## START The records

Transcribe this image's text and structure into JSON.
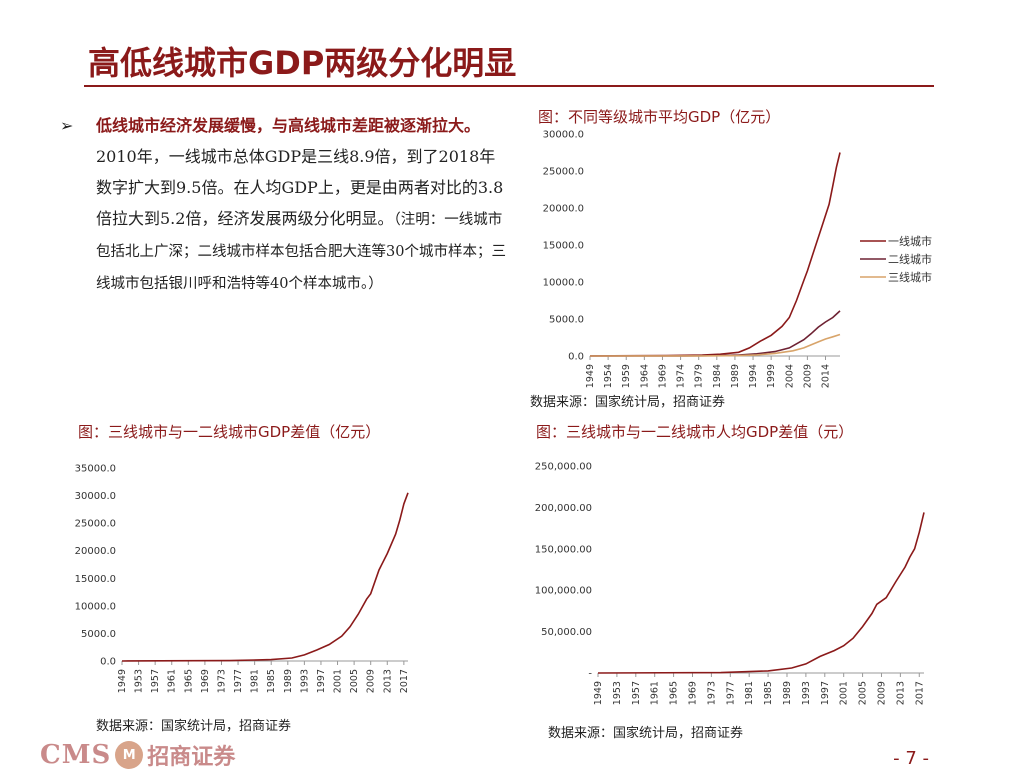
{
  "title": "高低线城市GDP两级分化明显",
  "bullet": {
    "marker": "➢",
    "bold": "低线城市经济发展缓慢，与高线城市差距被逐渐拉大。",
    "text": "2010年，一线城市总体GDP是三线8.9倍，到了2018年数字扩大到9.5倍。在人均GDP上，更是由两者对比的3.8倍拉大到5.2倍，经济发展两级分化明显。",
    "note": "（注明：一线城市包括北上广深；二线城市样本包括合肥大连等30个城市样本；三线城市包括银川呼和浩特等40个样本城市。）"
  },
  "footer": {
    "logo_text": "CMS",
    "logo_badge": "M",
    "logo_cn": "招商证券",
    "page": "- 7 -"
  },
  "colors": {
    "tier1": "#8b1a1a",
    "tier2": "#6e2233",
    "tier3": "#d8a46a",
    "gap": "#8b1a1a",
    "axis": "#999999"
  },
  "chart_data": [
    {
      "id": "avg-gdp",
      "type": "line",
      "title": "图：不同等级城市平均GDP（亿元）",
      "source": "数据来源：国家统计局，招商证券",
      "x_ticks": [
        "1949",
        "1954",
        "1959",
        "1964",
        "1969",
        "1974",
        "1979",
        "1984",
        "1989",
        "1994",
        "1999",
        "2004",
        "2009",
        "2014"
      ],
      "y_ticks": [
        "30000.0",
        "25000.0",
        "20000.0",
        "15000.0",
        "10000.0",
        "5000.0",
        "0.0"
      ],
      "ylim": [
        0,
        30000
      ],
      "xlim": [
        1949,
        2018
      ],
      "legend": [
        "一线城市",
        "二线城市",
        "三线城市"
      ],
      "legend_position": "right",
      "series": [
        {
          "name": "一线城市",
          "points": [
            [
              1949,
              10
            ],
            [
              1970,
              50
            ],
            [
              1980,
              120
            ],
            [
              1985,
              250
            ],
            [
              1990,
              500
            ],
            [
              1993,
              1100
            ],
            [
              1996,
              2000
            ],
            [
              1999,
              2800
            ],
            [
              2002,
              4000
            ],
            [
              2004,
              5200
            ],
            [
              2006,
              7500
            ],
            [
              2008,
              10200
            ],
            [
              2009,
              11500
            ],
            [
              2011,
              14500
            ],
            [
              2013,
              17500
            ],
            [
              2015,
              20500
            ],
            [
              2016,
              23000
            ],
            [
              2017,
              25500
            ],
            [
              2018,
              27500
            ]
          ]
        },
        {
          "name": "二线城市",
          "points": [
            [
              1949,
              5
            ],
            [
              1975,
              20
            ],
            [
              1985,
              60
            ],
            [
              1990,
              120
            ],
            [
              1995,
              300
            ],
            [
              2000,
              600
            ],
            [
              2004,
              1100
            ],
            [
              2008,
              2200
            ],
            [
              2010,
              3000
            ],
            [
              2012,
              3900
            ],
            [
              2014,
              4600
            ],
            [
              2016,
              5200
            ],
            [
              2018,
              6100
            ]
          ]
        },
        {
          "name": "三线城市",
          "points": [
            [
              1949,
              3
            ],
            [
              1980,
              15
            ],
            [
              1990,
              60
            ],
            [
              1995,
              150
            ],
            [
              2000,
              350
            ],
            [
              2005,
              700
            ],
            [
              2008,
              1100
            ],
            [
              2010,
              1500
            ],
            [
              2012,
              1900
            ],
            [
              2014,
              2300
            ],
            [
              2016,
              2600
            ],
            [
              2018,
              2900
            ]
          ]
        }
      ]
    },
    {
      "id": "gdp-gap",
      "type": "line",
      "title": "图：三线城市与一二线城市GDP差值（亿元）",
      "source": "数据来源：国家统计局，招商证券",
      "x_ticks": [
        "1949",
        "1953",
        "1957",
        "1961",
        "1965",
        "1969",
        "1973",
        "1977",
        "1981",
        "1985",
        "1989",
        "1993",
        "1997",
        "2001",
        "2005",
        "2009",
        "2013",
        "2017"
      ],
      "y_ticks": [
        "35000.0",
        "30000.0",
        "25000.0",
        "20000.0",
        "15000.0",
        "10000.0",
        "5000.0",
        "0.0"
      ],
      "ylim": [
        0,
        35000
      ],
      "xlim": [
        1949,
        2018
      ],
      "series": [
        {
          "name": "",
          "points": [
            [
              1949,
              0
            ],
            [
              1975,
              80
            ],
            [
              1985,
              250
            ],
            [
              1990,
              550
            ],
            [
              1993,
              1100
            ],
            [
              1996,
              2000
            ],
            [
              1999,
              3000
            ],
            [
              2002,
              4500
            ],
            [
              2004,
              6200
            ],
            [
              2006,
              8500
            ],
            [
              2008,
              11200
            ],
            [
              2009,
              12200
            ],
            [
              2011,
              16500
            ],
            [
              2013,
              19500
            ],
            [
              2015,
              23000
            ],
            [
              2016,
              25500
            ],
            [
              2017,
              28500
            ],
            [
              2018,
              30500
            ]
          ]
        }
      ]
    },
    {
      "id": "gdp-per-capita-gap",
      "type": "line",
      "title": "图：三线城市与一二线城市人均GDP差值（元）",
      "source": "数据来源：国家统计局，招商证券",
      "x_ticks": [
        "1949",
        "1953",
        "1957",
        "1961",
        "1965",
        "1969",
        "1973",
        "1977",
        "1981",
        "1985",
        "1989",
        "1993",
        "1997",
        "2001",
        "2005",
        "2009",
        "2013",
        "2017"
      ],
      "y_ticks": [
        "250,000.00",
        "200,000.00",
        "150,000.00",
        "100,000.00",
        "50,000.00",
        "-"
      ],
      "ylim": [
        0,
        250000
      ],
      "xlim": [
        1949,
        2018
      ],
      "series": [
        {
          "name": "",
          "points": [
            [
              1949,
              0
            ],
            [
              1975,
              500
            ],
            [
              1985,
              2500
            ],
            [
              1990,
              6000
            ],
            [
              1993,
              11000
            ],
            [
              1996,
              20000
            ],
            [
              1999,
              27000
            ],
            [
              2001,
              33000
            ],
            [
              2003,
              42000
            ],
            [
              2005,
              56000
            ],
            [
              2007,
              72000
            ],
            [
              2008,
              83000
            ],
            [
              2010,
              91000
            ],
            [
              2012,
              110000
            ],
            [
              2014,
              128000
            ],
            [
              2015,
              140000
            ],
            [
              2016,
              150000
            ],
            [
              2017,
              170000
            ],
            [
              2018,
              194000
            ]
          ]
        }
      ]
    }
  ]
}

## END The records

== What this task involves ==
In the material above, find the lines that contain "name" and show them.

== Response for this exercise ==
          "name": "一线城市",
          "name": "二线城市",
          "name": "三线城市",
          "name": "",
          "name": "",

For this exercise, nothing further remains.